[Stored data entries]
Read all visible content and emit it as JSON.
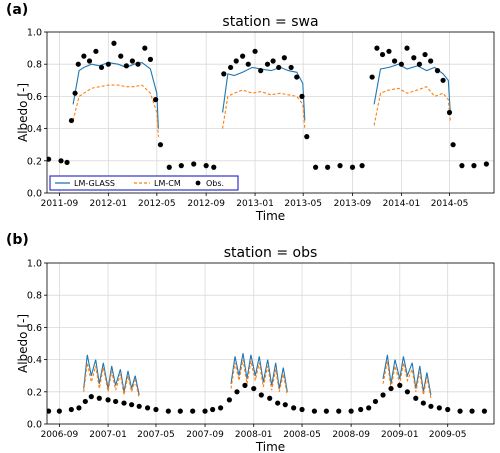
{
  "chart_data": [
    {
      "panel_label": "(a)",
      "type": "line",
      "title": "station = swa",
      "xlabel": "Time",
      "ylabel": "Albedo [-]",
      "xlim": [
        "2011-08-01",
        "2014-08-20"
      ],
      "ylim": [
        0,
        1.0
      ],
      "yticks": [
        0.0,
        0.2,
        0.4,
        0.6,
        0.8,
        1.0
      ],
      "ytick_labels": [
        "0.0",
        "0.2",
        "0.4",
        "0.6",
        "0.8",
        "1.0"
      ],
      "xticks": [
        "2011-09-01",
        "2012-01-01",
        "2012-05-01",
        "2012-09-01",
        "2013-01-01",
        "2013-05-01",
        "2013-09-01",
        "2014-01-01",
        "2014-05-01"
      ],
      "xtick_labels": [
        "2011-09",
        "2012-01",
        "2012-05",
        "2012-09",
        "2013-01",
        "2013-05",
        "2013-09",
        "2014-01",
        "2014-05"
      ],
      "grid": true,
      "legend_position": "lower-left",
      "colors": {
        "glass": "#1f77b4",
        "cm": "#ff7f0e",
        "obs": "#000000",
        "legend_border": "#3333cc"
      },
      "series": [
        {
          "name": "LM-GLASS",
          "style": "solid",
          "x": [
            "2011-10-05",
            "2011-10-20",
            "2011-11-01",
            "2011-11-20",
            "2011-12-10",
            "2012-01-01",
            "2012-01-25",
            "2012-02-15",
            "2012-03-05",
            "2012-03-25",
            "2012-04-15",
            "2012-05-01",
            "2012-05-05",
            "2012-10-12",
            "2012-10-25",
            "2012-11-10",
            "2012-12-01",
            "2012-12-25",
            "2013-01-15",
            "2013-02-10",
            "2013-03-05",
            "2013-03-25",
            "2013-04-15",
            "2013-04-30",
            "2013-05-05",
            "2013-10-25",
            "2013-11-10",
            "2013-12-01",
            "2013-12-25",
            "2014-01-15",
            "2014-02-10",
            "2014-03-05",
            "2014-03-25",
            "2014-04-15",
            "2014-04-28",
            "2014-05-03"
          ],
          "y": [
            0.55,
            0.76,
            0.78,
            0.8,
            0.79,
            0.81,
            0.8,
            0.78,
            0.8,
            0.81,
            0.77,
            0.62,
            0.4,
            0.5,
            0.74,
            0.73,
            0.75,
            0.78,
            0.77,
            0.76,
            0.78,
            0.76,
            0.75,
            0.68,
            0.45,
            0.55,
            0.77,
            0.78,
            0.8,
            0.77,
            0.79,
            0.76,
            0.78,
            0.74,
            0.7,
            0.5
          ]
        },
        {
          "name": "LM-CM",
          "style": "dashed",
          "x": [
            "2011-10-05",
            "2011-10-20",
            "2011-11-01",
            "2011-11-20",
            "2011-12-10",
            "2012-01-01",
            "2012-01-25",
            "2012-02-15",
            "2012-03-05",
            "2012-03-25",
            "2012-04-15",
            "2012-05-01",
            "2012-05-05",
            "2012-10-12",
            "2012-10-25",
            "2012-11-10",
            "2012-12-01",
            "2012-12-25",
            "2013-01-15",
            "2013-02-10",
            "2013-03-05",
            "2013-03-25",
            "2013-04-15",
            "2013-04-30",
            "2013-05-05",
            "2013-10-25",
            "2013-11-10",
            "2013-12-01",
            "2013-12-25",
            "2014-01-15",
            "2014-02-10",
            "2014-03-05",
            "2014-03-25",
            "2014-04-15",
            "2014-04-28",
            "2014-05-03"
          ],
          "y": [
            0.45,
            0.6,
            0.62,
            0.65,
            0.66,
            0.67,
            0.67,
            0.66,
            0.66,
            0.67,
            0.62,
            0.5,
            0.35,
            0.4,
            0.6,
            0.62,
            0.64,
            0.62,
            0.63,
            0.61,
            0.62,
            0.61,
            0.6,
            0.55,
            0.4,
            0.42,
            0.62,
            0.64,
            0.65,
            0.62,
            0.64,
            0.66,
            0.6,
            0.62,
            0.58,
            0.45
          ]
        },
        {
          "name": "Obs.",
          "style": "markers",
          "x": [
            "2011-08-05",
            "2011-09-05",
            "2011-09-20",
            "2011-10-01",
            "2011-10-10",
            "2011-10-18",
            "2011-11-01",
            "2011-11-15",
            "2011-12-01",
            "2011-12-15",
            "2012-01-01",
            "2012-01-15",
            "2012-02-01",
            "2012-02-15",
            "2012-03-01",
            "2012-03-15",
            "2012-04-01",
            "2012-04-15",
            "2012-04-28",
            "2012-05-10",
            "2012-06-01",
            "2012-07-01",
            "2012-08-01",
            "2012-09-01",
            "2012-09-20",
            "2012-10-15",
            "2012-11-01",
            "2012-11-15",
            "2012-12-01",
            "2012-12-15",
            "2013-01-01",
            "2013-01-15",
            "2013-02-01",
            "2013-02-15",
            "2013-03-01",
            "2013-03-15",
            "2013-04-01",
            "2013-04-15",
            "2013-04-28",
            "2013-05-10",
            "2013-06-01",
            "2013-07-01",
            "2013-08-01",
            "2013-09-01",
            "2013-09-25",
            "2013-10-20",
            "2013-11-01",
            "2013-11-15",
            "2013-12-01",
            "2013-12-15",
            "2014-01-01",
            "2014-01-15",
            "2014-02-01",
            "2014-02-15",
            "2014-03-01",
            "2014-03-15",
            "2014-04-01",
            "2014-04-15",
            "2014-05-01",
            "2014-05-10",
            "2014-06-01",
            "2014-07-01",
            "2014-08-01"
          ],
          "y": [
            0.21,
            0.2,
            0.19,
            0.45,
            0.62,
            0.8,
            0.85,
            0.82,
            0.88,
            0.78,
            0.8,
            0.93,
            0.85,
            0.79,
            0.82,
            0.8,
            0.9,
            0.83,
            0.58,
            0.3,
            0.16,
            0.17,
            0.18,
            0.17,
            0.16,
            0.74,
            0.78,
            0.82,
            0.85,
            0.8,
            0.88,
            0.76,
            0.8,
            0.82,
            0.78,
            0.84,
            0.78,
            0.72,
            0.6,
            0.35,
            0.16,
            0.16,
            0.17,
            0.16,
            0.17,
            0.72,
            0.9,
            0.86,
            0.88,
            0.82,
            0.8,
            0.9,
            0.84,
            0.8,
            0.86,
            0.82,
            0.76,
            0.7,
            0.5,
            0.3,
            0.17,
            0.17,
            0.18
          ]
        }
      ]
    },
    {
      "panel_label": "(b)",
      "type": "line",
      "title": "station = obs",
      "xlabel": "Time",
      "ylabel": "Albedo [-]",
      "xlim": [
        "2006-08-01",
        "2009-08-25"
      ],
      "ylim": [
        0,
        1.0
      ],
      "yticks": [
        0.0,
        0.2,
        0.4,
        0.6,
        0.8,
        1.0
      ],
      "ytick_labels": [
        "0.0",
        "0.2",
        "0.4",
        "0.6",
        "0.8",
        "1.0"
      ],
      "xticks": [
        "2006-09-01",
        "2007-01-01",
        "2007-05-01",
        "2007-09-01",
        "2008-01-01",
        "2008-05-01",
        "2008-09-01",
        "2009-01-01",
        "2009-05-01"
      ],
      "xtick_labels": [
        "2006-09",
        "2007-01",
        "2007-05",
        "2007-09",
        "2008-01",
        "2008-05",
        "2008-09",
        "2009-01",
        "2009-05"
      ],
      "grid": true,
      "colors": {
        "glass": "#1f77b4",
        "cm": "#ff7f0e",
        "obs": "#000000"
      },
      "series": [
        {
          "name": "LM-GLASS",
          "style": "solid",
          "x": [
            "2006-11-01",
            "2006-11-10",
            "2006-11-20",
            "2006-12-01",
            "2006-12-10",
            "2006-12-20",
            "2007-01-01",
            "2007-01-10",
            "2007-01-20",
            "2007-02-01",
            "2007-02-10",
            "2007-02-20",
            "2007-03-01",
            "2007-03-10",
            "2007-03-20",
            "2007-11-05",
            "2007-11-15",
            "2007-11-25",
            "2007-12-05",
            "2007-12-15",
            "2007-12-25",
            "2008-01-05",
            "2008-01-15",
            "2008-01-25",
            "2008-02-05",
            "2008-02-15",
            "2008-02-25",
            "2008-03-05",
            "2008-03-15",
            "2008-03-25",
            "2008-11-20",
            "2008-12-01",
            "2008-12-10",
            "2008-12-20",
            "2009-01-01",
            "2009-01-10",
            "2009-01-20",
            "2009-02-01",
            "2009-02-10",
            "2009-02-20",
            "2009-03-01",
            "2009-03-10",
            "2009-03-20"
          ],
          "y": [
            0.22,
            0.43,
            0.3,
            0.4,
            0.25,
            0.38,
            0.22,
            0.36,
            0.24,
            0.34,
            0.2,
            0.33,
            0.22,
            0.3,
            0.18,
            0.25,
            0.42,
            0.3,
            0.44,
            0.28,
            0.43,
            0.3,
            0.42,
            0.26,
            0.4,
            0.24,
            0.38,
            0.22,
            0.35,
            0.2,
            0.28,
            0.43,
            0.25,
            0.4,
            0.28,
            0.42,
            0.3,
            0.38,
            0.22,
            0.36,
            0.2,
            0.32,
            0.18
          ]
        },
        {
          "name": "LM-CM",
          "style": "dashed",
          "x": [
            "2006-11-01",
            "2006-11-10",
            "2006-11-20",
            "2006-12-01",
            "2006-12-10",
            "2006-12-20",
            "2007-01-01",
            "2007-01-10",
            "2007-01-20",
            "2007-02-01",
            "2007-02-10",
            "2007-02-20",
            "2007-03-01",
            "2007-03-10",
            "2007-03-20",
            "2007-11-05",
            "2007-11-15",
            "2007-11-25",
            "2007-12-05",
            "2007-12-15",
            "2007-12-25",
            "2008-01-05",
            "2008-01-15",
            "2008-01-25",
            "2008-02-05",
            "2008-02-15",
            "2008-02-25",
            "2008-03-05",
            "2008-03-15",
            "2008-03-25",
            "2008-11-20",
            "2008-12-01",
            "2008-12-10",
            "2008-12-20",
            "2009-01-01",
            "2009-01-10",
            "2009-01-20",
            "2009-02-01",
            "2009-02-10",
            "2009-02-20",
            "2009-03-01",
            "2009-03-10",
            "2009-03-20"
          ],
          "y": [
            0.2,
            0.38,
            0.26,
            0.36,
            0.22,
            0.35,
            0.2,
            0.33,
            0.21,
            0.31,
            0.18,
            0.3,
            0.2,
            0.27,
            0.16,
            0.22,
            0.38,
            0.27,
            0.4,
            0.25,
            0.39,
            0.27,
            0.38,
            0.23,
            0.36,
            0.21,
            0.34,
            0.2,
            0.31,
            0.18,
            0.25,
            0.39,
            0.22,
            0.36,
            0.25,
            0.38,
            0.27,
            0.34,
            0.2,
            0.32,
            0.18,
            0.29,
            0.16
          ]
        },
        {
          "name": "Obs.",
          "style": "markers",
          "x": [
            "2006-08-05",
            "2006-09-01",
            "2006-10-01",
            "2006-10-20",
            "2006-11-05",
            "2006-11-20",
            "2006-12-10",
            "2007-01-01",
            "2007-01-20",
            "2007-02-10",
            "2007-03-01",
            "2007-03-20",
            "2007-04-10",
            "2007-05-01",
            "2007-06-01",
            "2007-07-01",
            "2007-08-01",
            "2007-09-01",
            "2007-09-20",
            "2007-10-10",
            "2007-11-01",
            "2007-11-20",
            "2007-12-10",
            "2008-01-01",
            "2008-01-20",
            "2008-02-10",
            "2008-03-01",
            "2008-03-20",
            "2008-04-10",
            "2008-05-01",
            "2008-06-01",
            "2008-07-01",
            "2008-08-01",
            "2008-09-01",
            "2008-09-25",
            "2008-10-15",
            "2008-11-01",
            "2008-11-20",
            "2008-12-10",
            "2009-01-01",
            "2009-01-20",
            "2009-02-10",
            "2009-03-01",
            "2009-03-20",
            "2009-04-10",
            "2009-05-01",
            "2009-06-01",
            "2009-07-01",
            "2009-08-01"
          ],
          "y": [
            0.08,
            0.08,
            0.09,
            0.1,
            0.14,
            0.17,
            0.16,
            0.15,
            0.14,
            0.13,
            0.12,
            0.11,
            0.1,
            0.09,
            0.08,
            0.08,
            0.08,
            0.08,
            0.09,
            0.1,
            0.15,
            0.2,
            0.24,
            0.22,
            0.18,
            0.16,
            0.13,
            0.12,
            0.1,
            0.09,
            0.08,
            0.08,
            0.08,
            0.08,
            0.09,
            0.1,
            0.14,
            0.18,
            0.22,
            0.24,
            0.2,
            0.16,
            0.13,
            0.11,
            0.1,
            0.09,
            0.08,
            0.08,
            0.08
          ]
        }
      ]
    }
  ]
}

Written instruction — Identify the lines above with the word "station". Copy them.

Answer to this problem —
      "title": "station = swa",
      "title": "station = obs",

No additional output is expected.